**WRITTEN PROBLEM**
Copy each line of the entries that contains the word "Student".

**DATA SHOWN**
[start]
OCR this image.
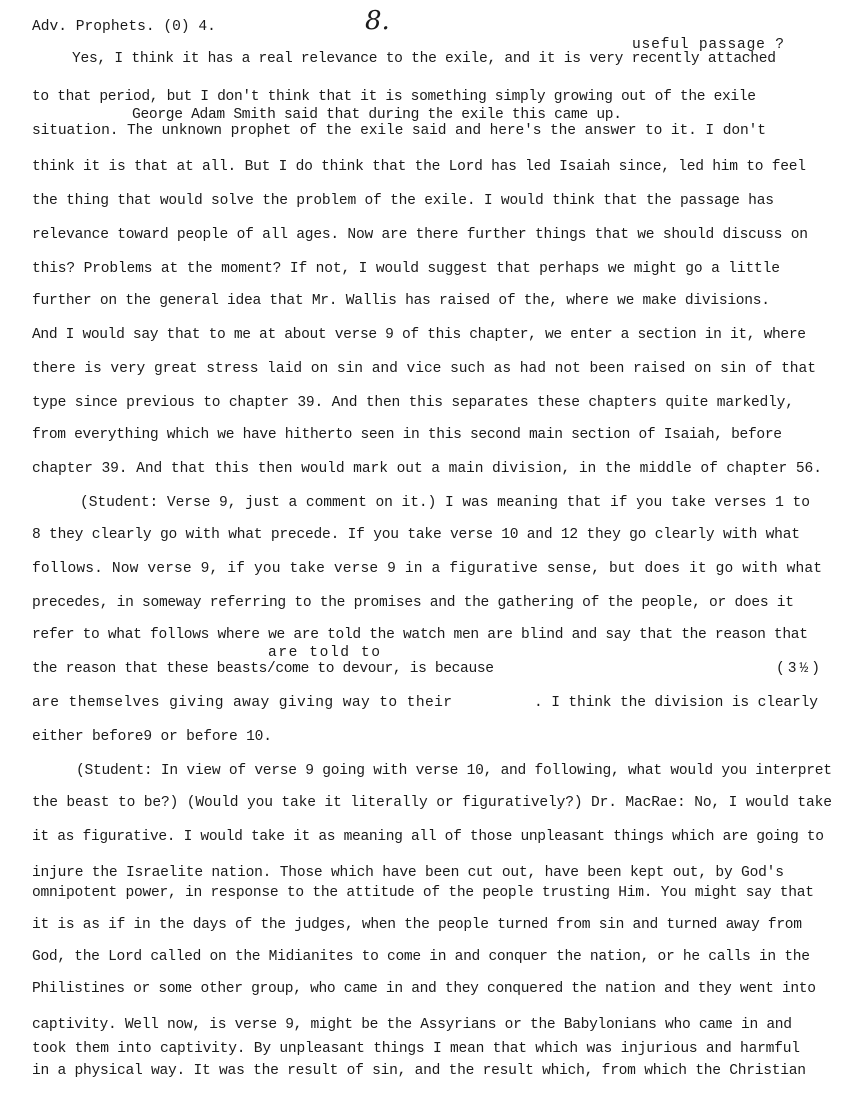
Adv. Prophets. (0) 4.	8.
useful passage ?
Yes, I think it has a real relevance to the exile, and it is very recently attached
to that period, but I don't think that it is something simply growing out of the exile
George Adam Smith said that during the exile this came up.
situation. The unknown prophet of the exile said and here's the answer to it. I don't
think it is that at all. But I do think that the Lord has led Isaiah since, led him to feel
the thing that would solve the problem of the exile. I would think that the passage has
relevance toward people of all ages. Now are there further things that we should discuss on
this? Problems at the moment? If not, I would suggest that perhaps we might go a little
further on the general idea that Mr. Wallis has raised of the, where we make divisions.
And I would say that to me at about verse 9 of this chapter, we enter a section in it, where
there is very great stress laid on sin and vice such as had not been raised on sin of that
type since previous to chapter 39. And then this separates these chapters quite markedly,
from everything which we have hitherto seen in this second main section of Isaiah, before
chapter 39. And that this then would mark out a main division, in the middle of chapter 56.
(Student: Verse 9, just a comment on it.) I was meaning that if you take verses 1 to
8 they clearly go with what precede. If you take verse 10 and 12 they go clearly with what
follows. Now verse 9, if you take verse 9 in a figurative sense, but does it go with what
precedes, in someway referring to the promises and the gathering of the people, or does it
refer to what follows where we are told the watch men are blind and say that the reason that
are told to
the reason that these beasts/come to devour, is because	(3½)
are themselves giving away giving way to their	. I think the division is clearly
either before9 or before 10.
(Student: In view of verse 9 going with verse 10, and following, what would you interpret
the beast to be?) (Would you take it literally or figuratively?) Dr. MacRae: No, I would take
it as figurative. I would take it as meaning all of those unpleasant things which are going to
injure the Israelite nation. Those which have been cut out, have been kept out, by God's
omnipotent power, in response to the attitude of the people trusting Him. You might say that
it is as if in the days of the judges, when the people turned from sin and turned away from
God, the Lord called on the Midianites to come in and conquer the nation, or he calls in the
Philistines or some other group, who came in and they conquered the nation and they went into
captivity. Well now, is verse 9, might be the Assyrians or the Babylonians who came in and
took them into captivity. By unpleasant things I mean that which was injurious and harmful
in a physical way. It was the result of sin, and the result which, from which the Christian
[end]
**SOLUTION FOR THIS TASK**
(Student: Verse 9, just a comment on it.) I was meaning that if you take verses 1 to
(Student: In view of verse 9 going with verse 10, and following, what would you interpret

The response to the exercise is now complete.